-- Start --

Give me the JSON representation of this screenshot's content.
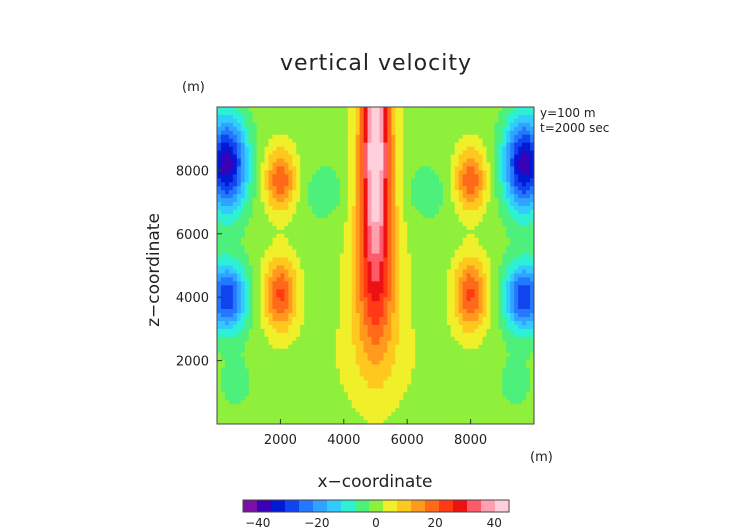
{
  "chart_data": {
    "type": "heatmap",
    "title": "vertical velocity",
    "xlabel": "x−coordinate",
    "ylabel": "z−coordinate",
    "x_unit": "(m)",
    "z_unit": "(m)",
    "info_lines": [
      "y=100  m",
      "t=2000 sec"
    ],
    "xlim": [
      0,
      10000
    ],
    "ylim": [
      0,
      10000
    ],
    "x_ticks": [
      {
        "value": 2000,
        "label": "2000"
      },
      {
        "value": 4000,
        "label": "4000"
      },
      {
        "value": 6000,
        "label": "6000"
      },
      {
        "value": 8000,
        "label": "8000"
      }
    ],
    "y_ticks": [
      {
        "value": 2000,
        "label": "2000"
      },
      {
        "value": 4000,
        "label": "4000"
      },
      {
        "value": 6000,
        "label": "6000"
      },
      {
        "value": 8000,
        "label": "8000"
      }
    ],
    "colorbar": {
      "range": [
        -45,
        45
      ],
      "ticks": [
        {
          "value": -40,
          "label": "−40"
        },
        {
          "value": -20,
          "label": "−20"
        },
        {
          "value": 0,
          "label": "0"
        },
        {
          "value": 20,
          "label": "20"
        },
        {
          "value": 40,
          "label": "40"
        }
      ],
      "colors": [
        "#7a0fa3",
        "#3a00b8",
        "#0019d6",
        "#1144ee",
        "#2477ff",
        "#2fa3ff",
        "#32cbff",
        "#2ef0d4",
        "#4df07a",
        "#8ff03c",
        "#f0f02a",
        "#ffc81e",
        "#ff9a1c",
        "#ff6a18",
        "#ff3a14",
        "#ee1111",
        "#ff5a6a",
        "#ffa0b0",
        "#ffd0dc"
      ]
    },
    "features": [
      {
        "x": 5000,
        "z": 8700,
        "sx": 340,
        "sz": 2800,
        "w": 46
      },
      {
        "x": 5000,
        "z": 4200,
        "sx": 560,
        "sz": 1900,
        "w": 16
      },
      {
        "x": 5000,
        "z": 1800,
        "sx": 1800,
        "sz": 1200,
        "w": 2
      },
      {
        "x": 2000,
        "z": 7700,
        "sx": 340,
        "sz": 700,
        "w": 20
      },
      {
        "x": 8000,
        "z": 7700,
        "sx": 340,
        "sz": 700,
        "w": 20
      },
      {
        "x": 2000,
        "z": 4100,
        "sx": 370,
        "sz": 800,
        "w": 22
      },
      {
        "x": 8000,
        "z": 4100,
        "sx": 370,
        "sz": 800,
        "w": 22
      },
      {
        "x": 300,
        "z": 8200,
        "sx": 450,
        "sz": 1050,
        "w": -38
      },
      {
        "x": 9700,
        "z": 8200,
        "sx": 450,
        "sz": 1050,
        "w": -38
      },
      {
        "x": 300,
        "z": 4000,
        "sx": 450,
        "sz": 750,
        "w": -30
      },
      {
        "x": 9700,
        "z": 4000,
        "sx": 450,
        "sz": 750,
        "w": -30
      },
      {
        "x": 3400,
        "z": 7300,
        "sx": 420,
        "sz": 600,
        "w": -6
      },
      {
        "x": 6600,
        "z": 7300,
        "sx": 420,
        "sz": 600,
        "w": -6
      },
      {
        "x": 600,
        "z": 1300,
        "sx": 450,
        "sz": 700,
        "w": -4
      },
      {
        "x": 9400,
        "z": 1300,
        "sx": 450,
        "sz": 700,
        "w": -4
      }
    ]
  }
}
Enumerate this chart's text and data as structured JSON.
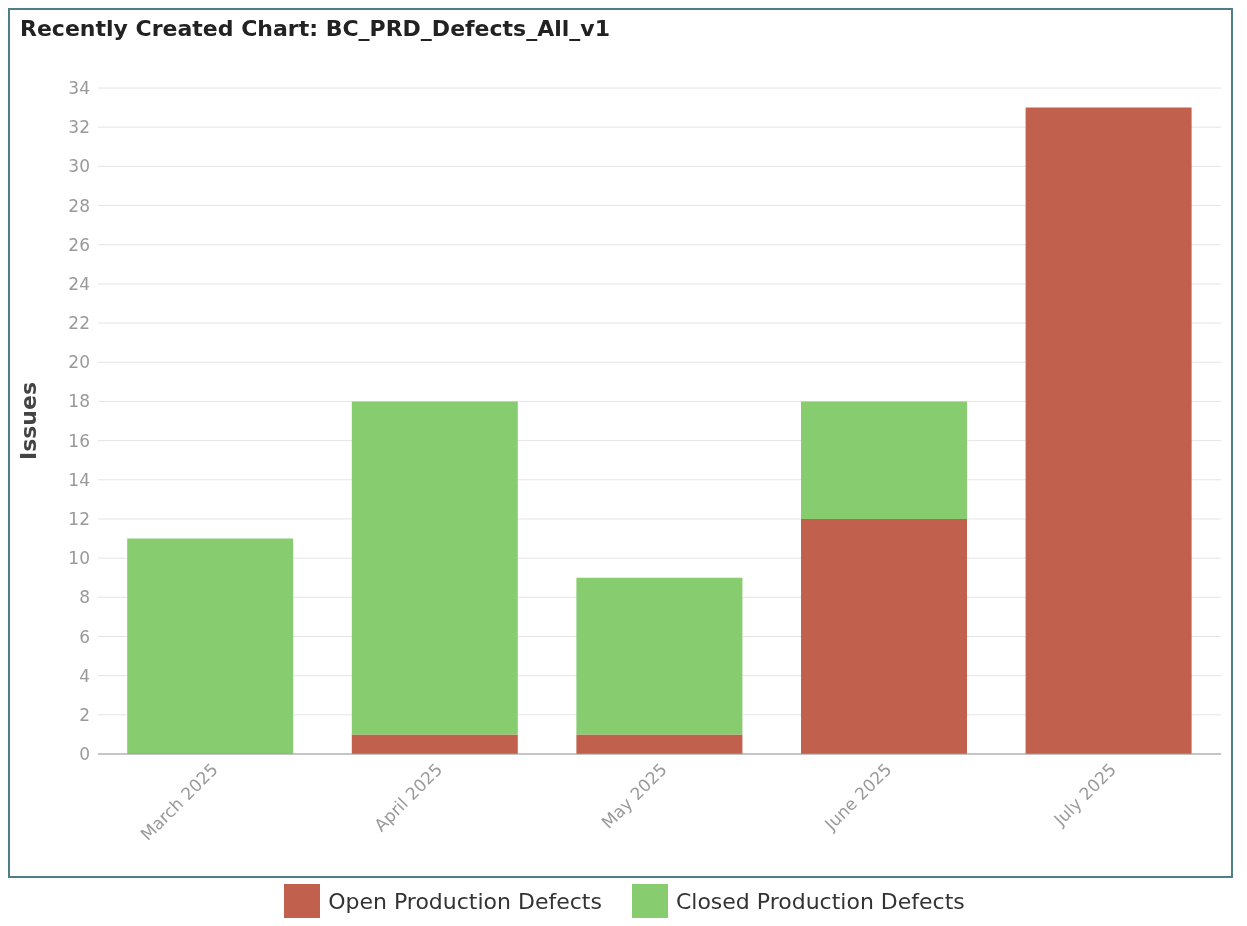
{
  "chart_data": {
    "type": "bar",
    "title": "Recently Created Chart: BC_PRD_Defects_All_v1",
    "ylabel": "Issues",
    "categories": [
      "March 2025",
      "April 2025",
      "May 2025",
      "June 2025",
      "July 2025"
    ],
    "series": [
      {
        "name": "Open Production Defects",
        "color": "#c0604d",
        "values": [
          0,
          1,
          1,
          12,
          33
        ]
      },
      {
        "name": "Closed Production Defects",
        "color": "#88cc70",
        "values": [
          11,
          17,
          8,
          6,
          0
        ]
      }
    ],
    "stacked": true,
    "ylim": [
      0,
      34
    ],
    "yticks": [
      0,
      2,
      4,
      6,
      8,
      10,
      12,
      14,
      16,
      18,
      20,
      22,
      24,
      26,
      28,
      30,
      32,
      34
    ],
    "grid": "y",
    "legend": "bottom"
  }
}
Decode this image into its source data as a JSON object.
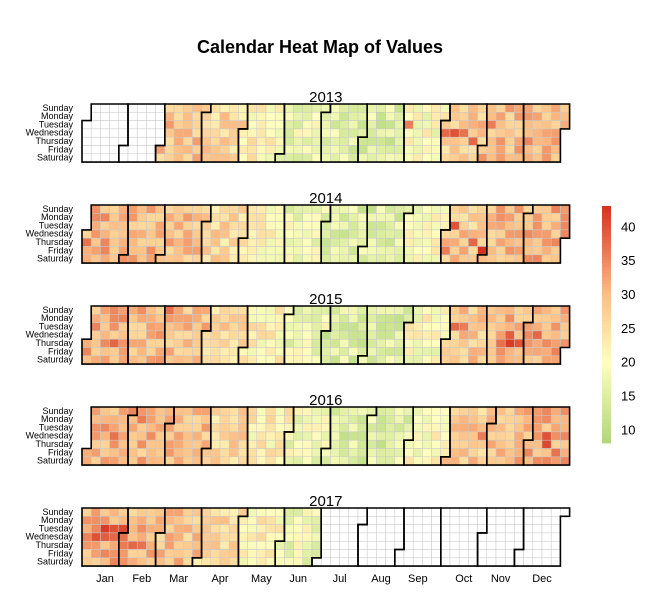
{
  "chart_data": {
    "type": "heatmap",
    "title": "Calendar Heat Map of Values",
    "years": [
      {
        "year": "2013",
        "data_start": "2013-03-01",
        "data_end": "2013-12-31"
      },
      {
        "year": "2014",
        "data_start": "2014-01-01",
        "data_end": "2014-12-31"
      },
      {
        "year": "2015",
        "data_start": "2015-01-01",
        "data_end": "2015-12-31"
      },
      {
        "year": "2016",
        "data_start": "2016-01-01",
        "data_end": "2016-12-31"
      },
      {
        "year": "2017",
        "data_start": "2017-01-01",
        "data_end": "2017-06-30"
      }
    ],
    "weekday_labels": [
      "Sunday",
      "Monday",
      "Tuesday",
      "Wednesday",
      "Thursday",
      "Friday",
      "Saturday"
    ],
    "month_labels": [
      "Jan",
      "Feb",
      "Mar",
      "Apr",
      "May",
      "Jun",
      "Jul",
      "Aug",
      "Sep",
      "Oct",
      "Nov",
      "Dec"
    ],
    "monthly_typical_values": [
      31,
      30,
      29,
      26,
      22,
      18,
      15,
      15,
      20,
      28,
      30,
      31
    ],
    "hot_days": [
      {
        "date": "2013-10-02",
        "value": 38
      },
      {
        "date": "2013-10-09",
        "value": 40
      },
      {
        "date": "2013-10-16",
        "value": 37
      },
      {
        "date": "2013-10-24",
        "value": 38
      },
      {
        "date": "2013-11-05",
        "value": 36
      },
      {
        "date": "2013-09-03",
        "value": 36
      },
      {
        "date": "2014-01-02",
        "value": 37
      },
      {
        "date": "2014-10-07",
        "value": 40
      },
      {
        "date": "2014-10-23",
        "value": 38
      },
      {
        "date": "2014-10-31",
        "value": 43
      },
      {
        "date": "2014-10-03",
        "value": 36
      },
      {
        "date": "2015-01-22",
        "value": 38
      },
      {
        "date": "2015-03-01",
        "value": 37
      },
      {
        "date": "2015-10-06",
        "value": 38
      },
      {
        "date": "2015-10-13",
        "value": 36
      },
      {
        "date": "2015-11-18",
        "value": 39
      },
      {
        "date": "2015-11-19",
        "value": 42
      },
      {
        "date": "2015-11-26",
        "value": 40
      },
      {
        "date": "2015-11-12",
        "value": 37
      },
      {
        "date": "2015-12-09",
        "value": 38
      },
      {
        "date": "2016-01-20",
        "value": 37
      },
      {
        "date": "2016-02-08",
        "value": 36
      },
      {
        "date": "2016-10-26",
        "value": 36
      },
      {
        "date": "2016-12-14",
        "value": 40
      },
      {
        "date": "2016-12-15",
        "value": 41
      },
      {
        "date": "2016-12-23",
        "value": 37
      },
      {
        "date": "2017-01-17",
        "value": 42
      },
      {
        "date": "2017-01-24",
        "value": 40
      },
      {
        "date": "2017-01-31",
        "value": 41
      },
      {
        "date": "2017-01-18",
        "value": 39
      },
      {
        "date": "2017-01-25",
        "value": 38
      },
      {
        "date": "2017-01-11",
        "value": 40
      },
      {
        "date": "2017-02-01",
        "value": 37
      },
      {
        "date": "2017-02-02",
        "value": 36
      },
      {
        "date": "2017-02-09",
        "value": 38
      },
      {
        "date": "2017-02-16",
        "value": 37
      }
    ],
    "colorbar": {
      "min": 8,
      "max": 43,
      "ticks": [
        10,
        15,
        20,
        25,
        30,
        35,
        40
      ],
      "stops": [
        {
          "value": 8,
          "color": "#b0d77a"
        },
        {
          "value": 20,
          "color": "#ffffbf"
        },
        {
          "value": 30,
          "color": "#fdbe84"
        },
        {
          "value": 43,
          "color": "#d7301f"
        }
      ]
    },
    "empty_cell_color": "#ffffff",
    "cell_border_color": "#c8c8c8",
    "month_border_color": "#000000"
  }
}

-- End --

* Do this
Only the number is wanted: how many lines above include the word "name"?

* Answer to this problem
2